» **PROBLEM DETAILS**: Below is a listing to write out in full, exactly as given, without its pictures.

» **EXERCISE DATA**:
■ ■ ■ ■
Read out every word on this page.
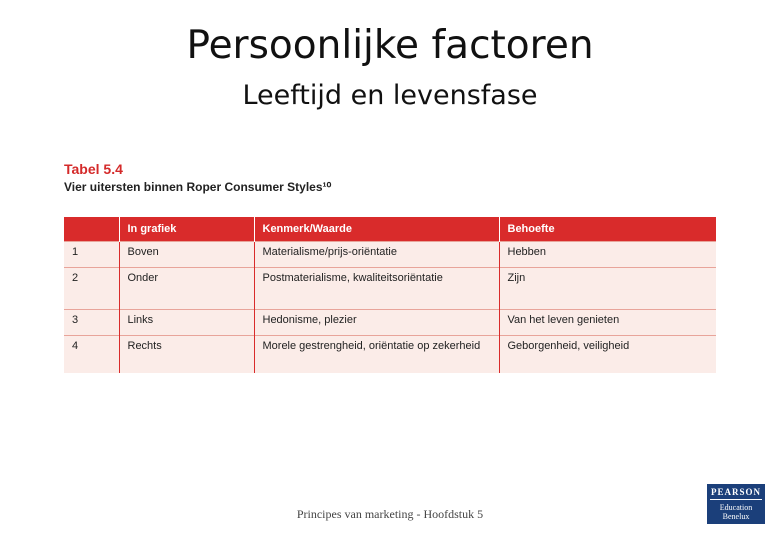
Persoonlijke factoren
Leeftijd en levensfase
Tabel 5.4
Vier uitersten binnen Roper Consumer Styles¹⁰
	In grafiek	Kenmerk/Waarde	Behoefte
1	Boven	Materialisme/prijs-oriëntatie	Hebben
2	Onder	Postmaterialisme, kwaliteitsoriëntatie	Zijn
3	Links	Hedonisme, plezier	Van het leven genieten
4	Rechts	Morele gestrengheid, oriëntatie op zekerheid	Geborgenheid, veiligheid
Principes van marketing - Hoofdstuk 5
PEARSON
Education
Benelux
■ ■ ■ ■
» **TASK SOLUTION**:
Read out every word on this page.
Persoonlijke factoren
Leeftijd en levensfase
Tabel 5.4
Vier uitersten binnen Roper Consumer Styles¹⁰
	In grafiek	Kenmerk/Waarde	Behoefte
1	Boven	Materialisme/prijs-oriëntatie	Hebben
2	Onder	Postmaterialisme, kwaliteitsoriëntatie	Zijn
3	Links	Hedonisme, plezier	Van het leven genieten
4	Rechts	Morele gestrengheid, oriëntatie op zekerheid	Geborgenheid, veiligheid
Principes van marketing - Hoofdstuk 5
PEARSON
Education
Benelux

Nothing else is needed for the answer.